| Exercise instructions |
Find every line of the listing below where "plunge" appears, and copy it.

| Data for processing |
-- begin --

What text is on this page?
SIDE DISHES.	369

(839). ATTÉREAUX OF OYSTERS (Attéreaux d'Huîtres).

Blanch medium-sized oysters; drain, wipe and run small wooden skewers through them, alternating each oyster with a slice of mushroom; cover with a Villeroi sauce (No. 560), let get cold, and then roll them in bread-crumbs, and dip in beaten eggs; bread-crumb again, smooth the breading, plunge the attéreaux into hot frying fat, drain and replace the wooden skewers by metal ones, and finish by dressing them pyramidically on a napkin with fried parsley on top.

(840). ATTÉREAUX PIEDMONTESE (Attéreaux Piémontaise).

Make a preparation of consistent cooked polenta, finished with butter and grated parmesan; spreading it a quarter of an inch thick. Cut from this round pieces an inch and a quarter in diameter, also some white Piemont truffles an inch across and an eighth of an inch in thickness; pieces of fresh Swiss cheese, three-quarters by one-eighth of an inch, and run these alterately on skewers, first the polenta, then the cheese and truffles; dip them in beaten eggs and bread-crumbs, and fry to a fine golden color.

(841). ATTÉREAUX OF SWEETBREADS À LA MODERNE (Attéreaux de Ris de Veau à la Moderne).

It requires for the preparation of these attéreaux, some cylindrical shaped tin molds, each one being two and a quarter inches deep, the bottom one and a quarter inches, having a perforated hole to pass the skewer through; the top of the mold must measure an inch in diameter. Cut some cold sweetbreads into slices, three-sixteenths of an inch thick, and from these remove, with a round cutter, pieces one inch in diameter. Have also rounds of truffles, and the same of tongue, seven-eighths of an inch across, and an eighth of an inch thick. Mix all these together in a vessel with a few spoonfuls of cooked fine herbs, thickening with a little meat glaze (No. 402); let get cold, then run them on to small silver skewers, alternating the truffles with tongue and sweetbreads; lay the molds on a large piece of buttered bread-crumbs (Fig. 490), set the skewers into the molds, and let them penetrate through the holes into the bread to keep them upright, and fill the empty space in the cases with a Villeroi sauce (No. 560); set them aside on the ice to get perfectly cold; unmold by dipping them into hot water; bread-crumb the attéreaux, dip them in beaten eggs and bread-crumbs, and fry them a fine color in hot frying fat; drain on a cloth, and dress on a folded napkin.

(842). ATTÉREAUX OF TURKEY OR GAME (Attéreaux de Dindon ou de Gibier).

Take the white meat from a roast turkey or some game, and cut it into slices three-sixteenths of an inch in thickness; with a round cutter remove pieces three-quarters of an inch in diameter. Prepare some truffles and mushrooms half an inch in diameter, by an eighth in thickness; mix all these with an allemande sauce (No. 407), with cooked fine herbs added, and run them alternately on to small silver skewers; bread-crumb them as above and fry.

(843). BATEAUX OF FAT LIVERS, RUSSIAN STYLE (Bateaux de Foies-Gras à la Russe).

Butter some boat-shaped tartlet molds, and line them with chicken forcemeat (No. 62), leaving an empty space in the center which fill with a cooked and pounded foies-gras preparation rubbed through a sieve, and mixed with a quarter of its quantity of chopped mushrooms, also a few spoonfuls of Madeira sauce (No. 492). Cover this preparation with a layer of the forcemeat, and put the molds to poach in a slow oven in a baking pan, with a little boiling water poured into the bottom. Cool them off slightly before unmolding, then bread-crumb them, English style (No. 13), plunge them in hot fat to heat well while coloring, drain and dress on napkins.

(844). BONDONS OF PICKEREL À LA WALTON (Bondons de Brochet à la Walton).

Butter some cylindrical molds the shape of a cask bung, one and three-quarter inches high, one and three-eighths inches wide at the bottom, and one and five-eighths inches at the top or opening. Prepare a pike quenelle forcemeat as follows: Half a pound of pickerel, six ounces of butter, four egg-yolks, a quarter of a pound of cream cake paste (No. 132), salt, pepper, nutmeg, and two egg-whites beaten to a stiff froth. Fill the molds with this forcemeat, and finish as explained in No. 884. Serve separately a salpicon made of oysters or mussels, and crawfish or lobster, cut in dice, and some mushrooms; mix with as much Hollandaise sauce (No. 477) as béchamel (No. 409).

-- end --

| Exercise solution |
Blanch medium-sized oysters; drain, wipe and run small wooden skewers through them, alternating each oyster with a slice of mushroom; cover with a Villeroi sauce (No. 560), let get cold, and then roll them in bread-crumbs, and dip in beaten eggs; bread-crumb again, smooth the breading, plunge the attéreaux into hot frying fat, drain and replace the wooden skewers by metal ones, and finish by dressing them pyramidically on a napkin with fried parsley on top.
Butter some boat-shaped tartlet molds, and line them with chicken forcemeat (No. 62), leaving an empty space in the center which fill with a cooked and pounded foies-gras preparation rubbed through a sieve, and mixed with a quarter of its quantity of chopped mushrooms, also a few spoonfuls of Madeira sauce (No. 492). Cover this preparation with a layer of the forcemeat, and put the molds to poach in a slow oven in a baking pan, with a little boiling water poured into the bottom. Cool them off slightly before unmolding, then bread-crumb them, English style (No. 13), plunge them in hot fat to heat well while coloring, drain and dress on napkins.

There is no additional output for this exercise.